__Work to complete__. From the listing below, extract every line containing "размещения".

__Supplied data__.
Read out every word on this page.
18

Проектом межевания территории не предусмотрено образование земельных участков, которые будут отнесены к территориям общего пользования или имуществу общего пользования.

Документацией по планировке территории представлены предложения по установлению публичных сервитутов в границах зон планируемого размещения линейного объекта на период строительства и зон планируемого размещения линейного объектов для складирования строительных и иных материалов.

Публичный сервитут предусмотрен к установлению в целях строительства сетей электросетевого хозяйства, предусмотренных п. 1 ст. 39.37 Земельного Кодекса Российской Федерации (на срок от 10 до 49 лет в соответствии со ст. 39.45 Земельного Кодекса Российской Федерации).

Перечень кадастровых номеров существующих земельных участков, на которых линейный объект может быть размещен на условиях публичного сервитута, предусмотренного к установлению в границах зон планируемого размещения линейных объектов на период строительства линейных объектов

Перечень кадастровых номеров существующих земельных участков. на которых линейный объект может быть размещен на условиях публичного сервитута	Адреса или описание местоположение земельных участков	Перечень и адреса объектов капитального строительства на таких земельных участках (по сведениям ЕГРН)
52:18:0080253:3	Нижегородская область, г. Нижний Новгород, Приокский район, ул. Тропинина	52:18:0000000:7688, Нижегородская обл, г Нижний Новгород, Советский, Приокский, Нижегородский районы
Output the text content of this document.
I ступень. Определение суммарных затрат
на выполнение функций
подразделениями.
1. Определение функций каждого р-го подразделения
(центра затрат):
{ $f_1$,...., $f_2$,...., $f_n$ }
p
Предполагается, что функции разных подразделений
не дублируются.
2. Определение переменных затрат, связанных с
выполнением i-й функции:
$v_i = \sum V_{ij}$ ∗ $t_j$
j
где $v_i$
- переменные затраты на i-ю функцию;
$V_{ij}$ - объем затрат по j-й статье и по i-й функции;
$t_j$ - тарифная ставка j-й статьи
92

__Expected answer__.
Документацией по планировке территории представлены предложения по установлению публичных сервитутов в границах зон планируемого размещения линейного объекта на период строительства и зон планируемого размещения линейного объектов для складирования строительных и иных материалов.
Перечень кадастровых номеров существующих земельных участков, на которых линейный объект может быть размещен на условиях публичного сервитута, предусмотренного к установлению в границах зон планируемого размещения линейных объектов на период строительства линейных объектов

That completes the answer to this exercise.